- Supplied information
· · · · ·
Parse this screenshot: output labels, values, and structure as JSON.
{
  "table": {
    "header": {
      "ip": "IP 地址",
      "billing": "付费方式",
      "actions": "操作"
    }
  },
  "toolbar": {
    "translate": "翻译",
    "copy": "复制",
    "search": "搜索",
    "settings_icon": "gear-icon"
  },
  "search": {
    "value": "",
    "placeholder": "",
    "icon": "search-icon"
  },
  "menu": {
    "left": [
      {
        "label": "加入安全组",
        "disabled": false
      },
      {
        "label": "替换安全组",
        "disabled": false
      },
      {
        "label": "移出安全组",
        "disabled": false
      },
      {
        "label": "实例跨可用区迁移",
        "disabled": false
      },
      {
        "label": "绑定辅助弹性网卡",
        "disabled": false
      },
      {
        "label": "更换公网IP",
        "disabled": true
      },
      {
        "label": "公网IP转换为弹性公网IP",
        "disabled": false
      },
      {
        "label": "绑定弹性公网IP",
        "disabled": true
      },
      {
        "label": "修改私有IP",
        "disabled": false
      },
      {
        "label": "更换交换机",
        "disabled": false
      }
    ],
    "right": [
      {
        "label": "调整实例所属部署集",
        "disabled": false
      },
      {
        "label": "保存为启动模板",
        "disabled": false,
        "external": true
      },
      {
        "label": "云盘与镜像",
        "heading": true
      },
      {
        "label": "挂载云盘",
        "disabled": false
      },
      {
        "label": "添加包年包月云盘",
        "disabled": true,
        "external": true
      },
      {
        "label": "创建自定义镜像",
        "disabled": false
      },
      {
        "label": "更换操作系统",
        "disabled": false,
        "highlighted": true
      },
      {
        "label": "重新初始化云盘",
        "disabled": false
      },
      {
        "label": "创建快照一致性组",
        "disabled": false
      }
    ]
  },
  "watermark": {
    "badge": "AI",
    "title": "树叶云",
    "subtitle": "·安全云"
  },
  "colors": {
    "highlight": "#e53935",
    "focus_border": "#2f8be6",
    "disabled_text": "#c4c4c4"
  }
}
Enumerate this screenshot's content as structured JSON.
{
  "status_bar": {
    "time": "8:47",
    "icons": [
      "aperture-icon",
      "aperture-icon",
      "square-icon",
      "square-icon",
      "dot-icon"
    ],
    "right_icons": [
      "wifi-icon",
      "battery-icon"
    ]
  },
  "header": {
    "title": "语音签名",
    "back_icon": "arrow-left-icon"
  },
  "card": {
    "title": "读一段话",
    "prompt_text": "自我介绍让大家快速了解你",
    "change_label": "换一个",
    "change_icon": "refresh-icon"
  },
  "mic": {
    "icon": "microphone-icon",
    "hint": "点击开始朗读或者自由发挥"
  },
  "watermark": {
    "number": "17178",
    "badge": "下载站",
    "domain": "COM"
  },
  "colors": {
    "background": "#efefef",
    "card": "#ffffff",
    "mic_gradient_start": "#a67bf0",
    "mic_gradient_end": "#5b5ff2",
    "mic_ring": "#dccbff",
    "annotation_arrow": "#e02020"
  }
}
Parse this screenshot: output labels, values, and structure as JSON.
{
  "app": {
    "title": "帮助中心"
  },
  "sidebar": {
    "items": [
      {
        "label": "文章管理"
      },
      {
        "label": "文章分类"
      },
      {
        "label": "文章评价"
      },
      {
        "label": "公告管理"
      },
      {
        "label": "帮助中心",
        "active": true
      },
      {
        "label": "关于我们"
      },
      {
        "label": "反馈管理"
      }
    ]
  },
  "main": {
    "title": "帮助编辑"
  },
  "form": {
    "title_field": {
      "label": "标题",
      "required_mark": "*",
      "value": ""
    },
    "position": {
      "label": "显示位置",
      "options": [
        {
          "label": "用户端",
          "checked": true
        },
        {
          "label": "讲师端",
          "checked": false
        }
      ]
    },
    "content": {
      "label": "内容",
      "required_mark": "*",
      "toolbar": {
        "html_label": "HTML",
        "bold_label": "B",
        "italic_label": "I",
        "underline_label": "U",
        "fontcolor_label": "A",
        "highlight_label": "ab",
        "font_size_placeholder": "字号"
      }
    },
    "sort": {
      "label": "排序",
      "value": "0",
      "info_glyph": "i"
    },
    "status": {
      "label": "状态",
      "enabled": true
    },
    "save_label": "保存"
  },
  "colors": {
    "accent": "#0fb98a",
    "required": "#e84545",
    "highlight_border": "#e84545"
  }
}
· · · · ·
- What to produce
Your task is to extract all of the records exactly.

- Task output
Parse this screenshot: output labels, values, and structure as JSON.
{
  "table": {
    "header": {
      "ip": "IP 地址",
      "billing": "付费方式",
      "actions": "操作"
    }
  },
  "toolbar": {
    "translate": "翻译",
    "copy": "复制",
    "search": "搜索",
    "settings_icon": "gear-icon"
  },
  "search": {
    "value": "",
    "placeholder": "",
    "icon": "search-icon"
  },
  "menu": {
    "left": [
      {
        "label": "加入安全组",
        "disabled": false
      },
      {
        "label": "替换安全组",
        "disabled": false
      },
      {
        "label": "移出安全组",
        "disabled": false
      },
      {
        "label": "实例跨可用区迁移",
        "disabled": false
      },
      {
        "label": "绑定辅助弹性网卡",
        "disabled": false
      },
      {
        "label": "更换公网IP",
        "disabled": true
      },
      {
        "label": "公网IP转换为弹性公网IP",
        "disabled": false
      },
      {
        "label": "绑定弹性公网IP",
        "disabled": true
      },
      {
        "label": "修改私有IP",
        "disabled": false
      },
      {
        "label": "更换交换机",
        "disabled": false
      }
    ],
    "right": [
      {
        "label": "调整实例所属部署集",
        "disabled": false
      },
      {
        "label": "保存为启动模板",
        "disabled": false,
        "external": true
      },
      {
        "label": "云盘与镜像",
        "heading": true
      },
      {
        "label": "挂载云盘",
        "disabled": false
      },
      {
        "label": "添加包年包月云盘",
        "disabled": true,
        "external": true
      },
      {
        "label": "创建自定义镜像",
        "disabled": false
      },
      {
        "label": "更换操作系统",
        "disabled": false,
        "highlighted": true
      },
      {
        "label": "重新初始化云盘",
        "disabled": false
      },
      {
        "label": "创建快照一致性组",
        "disabled": false
      }
    ]
  },
  "watermark": {
    "badge": "AI",
    "title": "树叶云",
    "subtitle": "·安全云"
  },
  "colors": {
    "highlight": "#e53935",
    "focus_border": "#2f8be6",
    "disabled_text": "#c4c4c4"
  }
}
Enumerate this screenshot's content as structured JSON.
{
  "status_bar": {
    "time": "8:47",
    "icons": [
      "aperture-icon",
      "aperture-icon",
      "square-icon",
      "square-icon",
      "dot-icon"
    ],
    "right_icons": [
      "wifi-icon",
      "battery-icon"
    ]
  },
  "header": {
    "title": "语音签名",
    "back_icon": "arrow-left-icon"
  },
  "card": {
    "title": "读一段话",
    "prompt_text": "自我介绍让大家快速了解你",
    "change_label": "换一个",
    "change_icon": "refresh-icon"
  },
  "mic": {
    "icon": "microphone-icon",
    "hint": "点击开始朗读或者自由发挥"
  },
  "watermark": {
    "number": "17178",
    "badge": "下载站",
    "domain": "COM"
  },
  "colors": {
    "background": "#efefef",
    "card": "#ffffff",
    "mic_gradient_start": "#a67bf0",
    "mic_gradient_end": "#5b5ff2",
    "mic_ring": "#dccbff",
    "annotation_arrow": "#e02020"
  }
}
Parse this screenshot: output labels, values, and structure as JSON.
{
  "app": {
    "title": "帮助中心"
  },
  "sidebar": {
    "items": [
      {
        "label": "文章管理"
      },
      {
        "label": "文章分类"
      },
      {
        "label": "文章评价"
      },
      {
        "label": "公告管理"
      },
      {
        "label": "帮助中心",
        "active": true
      },
      {
        "label": "关于我们"
      },
      {
        "label": "反馈管理"
      }
    ]
  },
  "main": {
    "title": "帮助编辑"
  },
  "form": {
    "title_field": {
      "label": "标题",
      "required_mark": "*",
      "value": ""
    },
    "position": {
      "label": "显示位置",
      "options": [
        {
          "label": "用户端",
          "checked": true
        },
        {
          "label": "讲师端",
          "checked": false
        }
      ]
    },
    "content": {
      "label": "内容",
      "required_mark": "*",
      "toolbar": {
        "html_label": "HTML",
        "bold_label": "B",
        "italic_label": "I",
        "underline_label": "U",
        "fontcolor_label": "A",
        "highlight_label": "ab",
        "font_size_placeholder": "字号"
      }
    },
    "sort": {
      "label": "排序",
      "value": "0",
      "info_glyph": "i"
    },
    "status": {
      "label": "状态",
      "enabled": true
    },
    "save_label": "保存"
  },
  "colors": {
    "accent": "#0fb98a",
    "required": "#e84545",
    "highlight_border": "#e84545"
  }
}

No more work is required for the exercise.